Material supplied start
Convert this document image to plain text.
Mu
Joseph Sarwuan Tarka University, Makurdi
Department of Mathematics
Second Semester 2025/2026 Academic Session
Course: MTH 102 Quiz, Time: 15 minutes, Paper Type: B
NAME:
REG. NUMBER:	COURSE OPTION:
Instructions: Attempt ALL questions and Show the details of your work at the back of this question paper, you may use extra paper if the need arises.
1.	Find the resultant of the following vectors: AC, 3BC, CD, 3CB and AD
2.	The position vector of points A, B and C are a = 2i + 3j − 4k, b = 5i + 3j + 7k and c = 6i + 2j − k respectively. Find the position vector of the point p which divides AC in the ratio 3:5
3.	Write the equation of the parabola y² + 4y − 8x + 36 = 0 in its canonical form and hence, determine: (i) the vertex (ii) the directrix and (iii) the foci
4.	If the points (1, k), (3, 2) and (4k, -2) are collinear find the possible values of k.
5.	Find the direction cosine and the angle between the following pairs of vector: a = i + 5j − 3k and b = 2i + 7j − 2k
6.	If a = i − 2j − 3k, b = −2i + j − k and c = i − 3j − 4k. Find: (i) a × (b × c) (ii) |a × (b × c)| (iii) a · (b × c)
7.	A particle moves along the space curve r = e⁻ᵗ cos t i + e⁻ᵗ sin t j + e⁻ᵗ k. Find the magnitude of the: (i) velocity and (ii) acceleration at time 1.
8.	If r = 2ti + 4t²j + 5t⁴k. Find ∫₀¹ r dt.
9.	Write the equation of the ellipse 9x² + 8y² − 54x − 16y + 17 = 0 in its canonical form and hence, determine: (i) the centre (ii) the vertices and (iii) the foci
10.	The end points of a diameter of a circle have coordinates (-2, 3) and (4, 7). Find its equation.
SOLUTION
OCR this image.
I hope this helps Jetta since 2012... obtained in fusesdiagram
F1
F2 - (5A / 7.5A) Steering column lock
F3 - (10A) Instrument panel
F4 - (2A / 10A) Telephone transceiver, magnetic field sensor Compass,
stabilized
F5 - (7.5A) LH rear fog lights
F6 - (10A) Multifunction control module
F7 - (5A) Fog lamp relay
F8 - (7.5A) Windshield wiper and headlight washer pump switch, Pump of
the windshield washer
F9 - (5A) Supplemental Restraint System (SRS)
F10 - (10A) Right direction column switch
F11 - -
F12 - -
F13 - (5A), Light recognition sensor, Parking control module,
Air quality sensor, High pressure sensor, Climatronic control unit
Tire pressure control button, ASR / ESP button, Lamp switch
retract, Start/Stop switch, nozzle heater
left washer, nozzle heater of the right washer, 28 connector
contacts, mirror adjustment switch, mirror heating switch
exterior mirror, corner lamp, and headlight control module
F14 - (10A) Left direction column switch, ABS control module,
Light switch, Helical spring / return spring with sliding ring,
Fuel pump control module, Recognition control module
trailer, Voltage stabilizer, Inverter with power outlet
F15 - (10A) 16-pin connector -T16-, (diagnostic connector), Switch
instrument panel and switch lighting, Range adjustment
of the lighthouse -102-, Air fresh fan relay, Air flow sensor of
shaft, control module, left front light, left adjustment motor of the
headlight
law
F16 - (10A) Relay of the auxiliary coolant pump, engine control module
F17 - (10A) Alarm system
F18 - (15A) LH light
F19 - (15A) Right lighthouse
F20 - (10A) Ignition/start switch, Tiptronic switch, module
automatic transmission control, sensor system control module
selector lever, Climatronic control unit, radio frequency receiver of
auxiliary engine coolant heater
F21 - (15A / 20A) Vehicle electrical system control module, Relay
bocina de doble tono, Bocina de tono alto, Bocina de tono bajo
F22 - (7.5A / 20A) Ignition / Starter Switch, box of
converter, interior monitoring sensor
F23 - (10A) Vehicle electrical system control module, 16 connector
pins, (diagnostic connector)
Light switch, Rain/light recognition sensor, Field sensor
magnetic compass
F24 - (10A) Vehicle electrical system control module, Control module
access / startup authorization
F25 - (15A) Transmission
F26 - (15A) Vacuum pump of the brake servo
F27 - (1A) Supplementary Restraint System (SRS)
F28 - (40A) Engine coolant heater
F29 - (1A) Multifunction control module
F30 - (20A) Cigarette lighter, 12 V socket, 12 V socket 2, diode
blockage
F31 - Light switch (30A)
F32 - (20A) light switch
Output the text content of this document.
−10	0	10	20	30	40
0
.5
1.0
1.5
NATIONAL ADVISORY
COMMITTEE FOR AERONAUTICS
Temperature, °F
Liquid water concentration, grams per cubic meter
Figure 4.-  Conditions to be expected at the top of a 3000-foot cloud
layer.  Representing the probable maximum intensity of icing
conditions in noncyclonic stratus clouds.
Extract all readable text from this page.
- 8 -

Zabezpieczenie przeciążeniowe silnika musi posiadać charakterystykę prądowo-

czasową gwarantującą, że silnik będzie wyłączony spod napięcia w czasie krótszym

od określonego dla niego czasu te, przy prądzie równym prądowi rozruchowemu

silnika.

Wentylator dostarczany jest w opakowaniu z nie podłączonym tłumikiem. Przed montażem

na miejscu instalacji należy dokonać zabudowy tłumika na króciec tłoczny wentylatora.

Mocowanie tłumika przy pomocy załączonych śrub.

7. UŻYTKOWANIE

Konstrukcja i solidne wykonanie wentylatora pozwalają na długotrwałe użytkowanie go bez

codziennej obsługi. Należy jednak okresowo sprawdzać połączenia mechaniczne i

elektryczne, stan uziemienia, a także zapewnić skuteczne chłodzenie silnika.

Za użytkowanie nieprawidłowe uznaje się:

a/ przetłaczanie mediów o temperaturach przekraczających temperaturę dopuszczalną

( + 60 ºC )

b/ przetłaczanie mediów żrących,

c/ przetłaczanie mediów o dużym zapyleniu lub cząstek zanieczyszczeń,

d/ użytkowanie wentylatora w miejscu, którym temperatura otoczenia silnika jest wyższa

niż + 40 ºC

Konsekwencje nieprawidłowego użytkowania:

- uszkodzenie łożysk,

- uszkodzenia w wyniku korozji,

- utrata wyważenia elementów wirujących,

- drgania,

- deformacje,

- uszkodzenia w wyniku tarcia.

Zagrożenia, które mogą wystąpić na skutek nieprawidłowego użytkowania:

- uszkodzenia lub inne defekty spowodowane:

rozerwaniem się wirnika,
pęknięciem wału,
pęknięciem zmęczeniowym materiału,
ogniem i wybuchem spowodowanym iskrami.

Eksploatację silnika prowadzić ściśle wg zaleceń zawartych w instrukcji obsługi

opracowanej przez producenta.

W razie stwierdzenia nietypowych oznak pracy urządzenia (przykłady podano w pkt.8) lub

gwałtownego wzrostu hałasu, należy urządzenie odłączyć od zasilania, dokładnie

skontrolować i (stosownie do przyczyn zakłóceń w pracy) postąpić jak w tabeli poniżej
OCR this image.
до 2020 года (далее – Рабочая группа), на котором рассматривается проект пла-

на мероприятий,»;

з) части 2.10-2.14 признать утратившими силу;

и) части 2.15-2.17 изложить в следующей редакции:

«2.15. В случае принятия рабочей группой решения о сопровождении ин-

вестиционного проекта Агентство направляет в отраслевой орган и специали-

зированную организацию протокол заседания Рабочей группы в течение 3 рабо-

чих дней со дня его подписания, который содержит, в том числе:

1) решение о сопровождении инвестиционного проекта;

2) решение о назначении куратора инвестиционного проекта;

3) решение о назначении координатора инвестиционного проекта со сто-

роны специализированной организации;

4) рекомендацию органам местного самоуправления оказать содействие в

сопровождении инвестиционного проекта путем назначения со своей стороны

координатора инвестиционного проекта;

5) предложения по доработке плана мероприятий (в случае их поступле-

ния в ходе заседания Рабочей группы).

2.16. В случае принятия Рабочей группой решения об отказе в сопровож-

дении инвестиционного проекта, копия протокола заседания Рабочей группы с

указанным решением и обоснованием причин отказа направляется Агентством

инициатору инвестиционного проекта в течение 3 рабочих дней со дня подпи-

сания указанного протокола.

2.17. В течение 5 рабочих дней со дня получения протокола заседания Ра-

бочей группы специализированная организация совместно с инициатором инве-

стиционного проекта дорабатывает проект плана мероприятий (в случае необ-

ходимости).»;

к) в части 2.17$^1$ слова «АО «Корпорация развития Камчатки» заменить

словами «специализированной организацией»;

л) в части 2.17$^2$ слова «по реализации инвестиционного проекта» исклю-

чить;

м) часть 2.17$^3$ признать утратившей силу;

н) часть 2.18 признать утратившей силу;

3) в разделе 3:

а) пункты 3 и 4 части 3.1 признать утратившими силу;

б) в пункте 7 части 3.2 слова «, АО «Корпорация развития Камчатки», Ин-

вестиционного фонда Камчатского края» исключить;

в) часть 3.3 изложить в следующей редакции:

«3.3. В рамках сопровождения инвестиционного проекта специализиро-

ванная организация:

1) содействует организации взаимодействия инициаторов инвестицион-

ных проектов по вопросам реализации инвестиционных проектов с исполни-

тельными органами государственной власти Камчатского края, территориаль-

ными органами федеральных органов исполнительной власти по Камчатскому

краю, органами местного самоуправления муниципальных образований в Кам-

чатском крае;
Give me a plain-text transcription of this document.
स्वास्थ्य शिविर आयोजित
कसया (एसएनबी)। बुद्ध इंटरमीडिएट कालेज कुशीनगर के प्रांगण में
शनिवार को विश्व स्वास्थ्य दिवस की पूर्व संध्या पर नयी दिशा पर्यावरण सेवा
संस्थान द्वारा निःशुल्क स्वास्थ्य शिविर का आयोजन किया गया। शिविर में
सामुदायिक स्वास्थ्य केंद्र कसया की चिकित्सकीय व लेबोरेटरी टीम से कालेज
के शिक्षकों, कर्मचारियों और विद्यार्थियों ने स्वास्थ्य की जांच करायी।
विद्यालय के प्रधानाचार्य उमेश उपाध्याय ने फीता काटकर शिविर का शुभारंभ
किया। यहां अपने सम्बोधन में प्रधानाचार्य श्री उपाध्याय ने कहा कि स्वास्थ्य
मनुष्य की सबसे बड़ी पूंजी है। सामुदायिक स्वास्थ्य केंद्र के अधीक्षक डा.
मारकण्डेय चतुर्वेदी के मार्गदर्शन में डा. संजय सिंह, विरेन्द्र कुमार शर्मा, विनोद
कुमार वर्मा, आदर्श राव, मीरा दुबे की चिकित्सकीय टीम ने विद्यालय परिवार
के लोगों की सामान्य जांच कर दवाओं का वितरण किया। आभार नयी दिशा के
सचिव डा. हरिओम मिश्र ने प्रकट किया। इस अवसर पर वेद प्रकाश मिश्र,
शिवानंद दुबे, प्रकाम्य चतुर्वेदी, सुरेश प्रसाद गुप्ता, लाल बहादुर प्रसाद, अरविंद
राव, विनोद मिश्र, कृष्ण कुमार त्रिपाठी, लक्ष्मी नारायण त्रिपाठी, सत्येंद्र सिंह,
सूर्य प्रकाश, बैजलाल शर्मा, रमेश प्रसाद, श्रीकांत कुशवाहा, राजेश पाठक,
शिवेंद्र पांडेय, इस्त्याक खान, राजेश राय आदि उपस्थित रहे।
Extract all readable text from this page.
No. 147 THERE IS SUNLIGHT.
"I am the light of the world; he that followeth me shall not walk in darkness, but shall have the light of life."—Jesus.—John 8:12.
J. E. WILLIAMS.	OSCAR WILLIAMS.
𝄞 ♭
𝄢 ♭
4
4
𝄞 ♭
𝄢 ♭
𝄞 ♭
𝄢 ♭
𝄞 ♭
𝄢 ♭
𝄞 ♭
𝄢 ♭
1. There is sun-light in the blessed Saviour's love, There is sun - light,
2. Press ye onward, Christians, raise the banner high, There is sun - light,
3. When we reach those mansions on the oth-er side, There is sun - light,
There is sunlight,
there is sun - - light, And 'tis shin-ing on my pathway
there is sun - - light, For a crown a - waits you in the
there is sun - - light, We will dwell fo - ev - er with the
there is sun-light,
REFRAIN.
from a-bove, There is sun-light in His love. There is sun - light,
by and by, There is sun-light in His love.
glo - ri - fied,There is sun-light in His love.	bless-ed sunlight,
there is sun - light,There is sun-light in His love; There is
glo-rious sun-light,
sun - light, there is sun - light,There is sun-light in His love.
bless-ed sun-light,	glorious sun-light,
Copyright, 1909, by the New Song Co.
Material supplied end
What is being asked
Every line of the records that includes the word "утратившими" should be gathered.

Finished exercise
з) части 2.10-2.14 признать утратившими силу;
а) пункты 3 и 4 части 3.1 признать утратившими силу;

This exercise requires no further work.